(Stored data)
▼

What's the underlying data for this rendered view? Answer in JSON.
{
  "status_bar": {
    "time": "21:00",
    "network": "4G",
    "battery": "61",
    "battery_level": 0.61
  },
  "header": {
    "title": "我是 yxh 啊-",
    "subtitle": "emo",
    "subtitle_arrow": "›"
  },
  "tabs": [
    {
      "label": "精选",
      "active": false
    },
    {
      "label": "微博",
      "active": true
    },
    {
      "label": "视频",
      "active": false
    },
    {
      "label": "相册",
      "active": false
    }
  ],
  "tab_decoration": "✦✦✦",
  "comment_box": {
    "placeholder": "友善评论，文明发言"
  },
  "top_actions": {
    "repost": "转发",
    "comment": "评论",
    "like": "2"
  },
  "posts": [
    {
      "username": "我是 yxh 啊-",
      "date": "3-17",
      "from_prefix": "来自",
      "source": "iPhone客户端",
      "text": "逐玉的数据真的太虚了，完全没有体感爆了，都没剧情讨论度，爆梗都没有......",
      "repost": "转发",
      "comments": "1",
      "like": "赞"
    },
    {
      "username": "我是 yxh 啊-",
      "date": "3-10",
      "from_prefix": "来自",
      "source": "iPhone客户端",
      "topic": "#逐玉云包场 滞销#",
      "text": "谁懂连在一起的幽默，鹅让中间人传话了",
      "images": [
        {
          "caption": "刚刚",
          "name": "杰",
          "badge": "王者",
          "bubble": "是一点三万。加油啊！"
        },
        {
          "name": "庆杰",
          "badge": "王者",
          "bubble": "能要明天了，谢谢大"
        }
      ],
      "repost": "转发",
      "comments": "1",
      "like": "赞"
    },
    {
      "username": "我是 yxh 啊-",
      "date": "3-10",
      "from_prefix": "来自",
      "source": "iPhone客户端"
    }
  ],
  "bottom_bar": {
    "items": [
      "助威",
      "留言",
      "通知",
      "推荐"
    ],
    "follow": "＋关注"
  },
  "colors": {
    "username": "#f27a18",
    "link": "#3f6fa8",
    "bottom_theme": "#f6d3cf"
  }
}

▲

» Given task
Repeat the material above exactly.

» Solution to the exercise
What's the underlying data for this rendered view? Answer in JSON.
{
  "status_bar": {
    "time": "21:00",
    "network": "4G",
    "battery": "61",
    "battery_level": 0.61
  },
  "header": {
    "title": "我是 yxh 啊-",
    "subtitle": "emo",
    "subtitle_arrow": "›"
  },
  "tabs": [
    {
      "label": "精选",
      "active": false
    },
    {
      "label": "微博",
      "active": true
    },
    {
      "label": "视频",
      "active": false
    },
    {
      "label": "相册",
      "active": false
    }
  ],
  "tab_decoration": "✦✦✦",
  "comment_box": {
    "placeholder": "友善评论，文明发言"
  },
  "top_actions": {
    "repost": "转发",
    "comment": "评论",
    "like": "2"
  },
  "posts": [
    {
      "username": "我是 yxh 啊-",
      "date": "3-17",
      "from_prefix": "来自",
      "source": "iPhone客户端",
      "text": "逐玉的数据真的太虚了，完全没有体感爆了，都没剧情讨论度，爆梗都没有......",
      "repost": "转发",
      "comments": "1",
      "like": "赞"
    },
    {
      "username": "我是 yxh 啊-",
      "date": "3-10",
      "from_prefix": "来自",
      "source": "iPhone客户端",
      "topic": "#逐玉云包场 滞销#",
      "text": "谁懂连在一起的幽默，鹅让中间人传话了",
      "images": [
        {
          "caption": "刚刚",
          "name": "杰",
          "badge": "王者",
          "bubble": "是一点三万。加油啊！"
        },
        {
          "name": "庆杰",
          "badge": "王者",
          "bubble": "能要明天了，谢谢大"
        }
      ],
      "repost": "转发",
      "comments": "1",
      "like": "赞"
    },
    {
      "username": "我是 yxh 啊-",
      "date": "3-10",
      "from_prefix": "来自",
      "source": "iPhone客户端"
    }
  ],
  "bottom_bar": {
    "items": [
      "助威",
      "留言",
      "通知",
      "推荐"
    ],
    "follow": "＋关注"
  },
  "colors": {
    "username": "#f27a18",
    "link": "#3f6fa8",
    "bottom_theme": "#f6d3cf"
  }
}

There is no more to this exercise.